:: The records

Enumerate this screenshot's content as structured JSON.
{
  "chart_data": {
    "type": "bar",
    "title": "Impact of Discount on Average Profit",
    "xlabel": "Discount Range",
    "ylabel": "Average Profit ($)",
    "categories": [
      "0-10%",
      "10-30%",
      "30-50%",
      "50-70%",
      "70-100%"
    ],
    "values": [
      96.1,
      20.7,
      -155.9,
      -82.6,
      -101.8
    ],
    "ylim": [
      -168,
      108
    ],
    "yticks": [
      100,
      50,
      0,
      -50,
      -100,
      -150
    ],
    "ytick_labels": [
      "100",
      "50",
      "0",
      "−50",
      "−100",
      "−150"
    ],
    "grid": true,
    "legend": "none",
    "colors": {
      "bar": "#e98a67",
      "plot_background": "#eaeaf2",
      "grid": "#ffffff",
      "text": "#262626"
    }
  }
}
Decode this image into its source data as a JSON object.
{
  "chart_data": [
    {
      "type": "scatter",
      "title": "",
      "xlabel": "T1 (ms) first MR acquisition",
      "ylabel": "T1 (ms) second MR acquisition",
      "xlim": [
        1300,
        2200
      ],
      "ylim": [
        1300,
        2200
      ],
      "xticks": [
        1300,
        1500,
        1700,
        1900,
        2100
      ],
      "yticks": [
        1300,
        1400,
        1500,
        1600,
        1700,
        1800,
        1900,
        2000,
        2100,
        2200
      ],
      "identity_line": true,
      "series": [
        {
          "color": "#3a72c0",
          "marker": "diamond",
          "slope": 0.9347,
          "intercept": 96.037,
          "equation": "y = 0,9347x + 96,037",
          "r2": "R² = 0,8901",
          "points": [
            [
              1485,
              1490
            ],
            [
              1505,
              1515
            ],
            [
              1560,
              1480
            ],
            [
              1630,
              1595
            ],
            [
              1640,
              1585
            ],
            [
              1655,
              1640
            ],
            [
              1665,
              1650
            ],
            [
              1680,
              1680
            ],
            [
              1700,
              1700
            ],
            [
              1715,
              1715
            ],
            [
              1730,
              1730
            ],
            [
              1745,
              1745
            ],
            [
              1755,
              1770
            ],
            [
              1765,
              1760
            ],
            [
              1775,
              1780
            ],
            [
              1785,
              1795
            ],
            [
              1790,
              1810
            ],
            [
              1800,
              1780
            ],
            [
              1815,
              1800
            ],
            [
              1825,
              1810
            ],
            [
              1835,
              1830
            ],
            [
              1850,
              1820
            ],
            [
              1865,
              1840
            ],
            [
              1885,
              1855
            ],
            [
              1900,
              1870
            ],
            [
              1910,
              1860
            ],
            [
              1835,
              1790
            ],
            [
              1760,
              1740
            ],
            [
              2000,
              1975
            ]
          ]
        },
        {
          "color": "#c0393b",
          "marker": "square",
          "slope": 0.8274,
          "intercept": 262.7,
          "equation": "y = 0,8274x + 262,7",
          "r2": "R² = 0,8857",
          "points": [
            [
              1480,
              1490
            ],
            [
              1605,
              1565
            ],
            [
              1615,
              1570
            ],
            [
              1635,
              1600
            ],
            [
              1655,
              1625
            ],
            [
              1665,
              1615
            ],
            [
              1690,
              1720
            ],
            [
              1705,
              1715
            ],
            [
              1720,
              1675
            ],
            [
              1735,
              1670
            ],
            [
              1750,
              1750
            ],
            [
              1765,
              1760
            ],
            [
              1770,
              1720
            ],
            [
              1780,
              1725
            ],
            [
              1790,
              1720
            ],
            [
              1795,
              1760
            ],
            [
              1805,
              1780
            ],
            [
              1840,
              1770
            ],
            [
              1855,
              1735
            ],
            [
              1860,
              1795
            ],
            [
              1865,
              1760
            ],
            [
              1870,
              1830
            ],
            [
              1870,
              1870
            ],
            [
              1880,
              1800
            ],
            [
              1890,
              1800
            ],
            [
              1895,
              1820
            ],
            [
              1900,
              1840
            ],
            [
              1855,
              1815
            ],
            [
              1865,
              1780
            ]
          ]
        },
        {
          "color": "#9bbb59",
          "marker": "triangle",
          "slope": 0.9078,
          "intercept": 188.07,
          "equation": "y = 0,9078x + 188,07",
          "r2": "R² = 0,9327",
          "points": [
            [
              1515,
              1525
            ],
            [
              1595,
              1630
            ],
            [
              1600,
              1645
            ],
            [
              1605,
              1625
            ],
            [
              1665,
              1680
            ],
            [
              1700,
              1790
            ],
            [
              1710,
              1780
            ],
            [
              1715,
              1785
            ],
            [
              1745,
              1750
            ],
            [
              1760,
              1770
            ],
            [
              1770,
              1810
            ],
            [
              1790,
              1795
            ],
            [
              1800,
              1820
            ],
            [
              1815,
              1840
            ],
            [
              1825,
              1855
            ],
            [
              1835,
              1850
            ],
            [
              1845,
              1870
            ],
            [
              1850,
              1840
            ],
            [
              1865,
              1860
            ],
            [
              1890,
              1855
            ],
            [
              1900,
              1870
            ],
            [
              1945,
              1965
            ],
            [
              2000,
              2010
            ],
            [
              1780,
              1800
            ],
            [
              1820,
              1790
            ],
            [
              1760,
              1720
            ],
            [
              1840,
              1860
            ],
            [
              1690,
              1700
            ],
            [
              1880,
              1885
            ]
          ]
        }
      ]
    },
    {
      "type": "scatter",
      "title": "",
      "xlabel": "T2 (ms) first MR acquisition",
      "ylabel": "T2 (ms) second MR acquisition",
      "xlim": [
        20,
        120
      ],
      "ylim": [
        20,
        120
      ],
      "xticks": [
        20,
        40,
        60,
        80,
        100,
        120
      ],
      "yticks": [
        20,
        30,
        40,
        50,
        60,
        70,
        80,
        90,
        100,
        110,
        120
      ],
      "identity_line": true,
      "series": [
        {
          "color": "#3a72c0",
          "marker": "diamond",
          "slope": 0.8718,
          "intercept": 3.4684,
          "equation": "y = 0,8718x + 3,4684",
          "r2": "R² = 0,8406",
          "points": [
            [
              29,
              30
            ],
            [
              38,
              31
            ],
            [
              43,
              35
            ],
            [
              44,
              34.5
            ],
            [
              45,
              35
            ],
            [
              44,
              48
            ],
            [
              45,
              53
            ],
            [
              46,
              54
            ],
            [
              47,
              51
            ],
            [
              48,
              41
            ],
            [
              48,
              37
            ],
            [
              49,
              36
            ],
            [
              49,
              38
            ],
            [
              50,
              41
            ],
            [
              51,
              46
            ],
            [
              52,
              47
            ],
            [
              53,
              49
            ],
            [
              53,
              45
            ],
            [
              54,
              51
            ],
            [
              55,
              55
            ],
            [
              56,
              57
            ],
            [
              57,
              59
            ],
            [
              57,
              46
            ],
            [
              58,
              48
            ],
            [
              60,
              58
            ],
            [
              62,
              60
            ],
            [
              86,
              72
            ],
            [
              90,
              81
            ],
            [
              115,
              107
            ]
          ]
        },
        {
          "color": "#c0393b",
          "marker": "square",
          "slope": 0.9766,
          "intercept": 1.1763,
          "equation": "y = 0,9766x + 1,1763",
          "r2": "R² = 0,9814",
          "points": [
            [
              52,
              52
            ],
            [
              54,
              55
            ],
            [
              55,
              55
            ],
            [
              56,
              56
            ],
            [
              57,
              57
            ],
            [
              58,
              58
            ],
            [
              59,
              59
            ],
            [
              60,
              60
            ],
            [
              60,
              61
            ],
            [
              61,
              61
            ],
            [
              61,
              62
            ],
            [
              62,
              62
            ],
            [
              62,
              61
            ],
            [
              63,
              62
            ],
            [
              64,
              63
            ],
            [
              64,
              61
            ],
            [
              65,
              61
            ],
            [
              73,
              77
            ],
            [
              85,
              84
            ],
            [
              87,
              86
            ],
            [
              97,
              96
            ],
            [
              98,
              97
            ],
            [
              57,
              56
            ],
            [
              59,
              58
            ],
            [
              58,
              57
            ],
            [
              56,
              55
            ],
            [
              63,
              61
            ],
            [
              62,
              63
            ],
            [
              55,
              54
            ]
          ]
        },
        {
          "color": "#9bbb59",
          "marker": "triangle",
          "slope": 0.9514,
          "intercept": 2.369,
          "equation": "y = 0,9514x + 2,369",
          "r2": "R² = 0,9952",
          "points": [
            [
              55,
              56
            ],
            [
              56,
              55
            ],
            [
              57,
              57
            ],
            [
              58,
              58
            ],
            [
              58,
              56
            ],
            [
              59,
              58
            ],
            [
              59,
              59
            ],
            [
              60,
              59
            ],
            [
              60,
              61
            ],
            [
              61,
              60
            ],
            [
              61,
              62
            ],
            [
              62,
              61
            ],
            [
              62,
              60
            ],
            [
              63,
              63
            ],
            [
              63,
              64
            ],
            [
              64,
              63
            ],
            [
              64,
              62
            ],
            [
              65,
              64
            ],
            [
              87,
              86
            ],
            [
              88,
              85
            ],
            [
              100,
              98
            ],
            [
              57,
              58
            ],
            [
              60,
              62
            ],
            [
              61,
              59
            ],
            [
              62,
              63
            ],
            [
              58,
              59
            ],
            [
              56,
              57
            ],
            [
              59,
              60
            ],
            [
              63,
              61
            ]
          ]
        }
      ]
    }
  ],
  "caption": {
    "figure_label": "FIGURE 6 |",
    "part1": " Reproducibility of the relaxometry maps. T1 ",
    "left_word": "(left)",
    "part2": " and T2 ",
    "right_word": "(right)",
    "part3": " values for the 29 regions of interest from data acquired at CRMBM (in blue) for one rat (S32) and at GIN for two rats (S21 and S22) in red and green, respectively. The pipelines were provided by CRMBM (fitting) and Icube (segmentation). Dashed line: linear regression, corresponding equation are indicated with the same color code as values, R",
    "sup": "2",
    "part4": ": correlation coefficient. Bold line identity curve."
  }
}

::::

§ **Written task**: For each line in the data above that contains the string "intercept", extract the line.

§ **Answer for the task**:
          "intercept": 96.037,
          "intercept": 262.7,
          "intercept": 188.07,
          "intercept": 3.4684,
          "intercept": 1.1763,
          "intercept": 2.369,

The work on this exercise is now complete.